[Input for this task]
==================================================

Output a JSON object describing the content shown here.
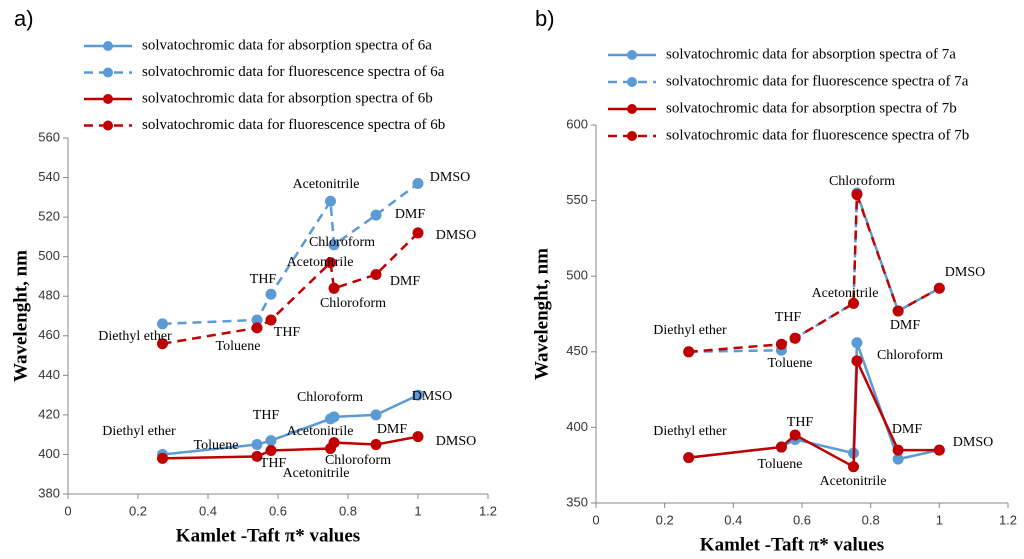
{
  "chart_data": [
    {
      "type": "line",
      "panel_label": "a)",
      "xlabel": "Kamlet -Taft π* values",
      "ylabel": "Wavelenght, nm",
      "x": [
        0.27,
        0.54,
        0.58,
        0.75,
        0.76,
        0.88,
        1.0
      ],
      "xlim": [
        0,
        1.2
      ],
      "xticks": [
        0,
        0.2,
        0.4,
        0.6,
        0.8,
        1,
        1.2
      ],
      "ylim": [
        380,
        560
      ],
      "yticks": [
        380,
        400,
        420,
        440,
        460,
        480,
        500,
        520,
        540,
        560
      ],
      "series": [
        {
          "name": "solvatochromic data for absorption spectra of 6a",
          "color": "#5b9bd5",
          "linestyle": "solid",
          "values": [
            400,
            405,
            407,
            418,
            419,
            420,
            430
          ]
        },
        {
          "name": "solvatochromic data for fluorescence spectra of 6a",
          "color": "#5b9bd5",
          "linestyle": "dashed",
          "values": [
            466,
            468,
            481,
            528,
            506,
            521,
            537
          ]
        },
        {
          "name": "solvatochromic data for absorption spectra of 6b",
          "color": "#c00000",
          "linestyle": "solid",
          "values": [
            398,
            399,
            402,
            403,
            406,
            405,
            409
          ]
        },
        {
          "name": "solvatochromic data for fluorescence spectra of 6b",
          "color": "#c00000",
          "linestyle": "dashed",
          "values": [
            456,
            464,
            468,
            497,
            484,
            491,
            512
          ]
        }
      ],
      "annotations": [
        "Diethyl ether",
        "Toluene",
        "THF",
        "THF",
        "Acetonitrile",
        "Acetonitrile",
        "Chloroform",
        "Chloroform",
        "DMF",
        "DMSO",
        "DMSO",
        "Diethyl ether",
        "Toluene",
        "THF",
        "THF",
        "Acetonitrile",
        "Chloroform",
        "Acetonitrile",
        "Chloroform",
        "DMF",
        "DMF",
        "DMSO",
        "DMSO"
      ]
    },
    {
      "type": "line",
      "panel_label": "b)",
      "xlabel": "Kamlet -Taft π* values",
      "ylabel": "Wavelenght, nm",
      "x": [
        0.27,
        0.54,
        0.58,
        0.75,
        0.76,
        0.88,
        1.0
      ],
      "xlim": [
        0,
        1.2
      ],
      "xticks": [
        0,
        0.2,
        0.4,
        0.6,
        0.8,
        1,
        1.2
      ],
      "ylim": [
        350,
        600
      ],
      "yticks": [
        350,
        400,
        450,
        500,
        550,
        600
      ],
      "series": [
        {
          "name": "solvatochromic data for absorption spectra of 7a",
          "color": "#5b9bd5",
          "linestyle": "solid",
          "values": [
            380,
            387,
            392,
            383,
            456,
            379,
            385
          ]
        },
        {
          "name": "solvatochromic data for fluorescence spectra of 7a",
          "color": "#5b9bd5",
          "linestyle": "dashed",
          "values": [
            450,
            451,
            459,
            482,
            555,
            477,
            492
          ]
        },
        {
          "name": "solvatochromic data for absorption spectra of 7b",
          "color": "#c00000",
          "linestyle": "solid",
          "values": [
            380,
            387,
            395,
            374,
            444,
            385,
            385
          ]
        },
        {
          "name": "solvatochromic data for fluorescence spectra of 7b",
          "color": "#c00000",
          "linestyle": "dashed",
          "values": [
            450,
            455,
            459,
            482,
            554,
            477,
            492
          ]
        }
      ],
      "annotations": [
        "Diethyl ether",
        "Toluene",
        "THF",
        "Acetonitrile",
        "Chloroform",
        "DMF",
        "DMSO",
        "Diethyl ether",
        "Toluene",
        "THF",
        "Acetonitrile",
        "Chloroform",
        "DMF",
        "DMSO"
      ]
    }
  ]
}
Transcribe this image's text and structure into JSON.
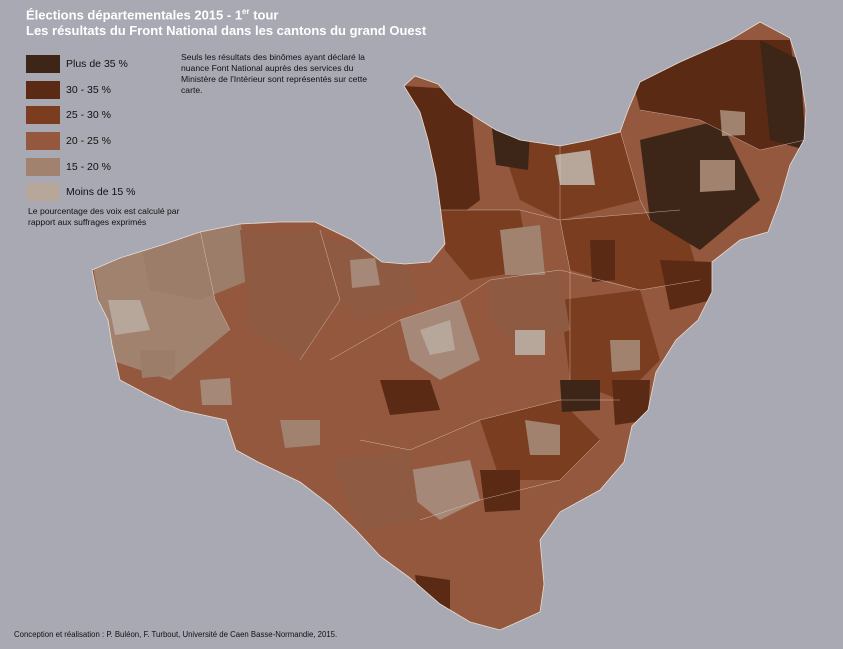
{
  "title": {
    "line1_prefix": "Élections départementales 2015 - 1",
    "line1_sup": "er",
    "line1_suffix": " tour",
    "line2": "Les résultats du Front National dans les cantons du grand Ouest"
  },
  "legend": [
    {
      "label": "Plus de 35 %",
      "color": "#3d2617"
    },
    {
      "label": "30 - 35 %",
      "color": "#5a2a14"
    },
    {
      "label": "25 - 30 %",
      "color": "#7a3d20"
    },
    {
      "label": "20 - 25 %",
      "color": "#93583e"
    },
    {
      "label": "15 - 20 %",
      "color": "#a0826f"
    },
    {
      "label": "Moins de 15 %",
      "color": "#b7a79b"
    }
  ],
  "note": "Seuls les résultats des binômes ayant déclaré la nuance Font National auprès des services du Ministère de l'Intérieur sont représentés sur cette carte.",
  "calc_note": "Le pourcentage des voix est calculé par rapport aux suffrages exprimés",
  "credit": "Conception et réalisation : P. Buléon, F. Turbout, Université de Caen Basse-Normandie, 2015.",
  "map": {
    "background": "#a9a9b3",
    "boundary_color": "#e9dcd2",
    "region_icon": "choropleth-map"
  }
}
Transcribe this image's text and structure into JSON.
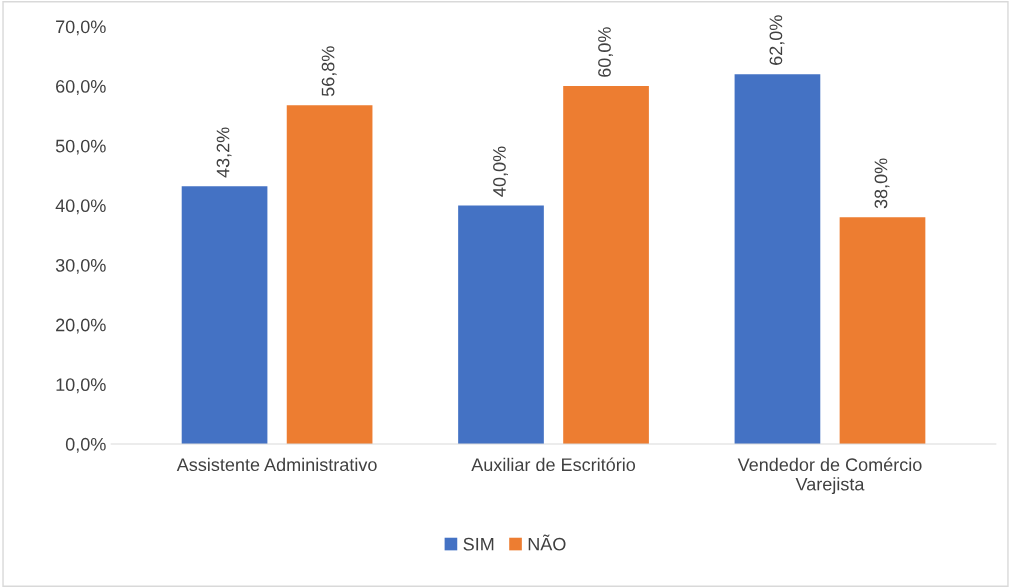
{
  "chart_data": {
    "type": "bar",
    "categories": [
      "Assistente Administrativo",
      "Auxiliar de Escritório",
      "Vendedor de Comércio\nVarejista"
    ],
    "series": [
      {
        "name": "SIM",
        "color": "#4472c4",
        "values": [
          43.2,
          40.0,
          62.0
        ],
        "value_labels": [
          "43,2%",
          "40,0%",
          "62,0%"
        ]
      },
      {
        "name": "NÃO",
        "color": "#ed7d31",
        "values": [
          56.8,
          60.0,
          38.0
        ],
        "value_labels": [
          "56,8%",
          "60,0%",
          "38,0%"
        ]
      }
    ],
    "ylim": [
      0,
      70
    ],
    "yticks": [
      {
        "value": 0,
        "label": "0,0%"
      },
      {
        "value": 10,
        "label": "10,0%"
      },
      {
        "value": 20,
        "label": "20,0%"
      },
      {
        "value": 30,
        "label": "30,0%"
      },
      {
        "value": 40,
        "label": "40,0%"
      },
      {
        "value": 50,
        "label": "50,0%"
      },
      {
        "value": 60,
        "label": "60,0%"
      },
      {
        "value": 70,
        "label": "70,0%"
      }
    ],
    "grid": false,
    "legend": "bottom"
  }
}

==================================================

[Brief]
Copy out every line of the material above that mentions the word "solvatochromic".

[Completed task]
          "name": "solvatochromic data for absorption spectra of 6a",
          "name": "solvatochromic data for fluorescence spectra of 6a",
          "name": "solvatochromic data for absorption spectra of 6b",
          "name": "solvatochromic data for fluorescence spectra of 6b",
          "name": "solvatochromic data for absorption spectra of 7a",
          "name": "solvatochromic data for fluorescence spectra of 7a",
          "name": "solvatochromic data for absorption spectra of 7b",
          "name": "solvatochromic data for fluorescence spectra of 7b",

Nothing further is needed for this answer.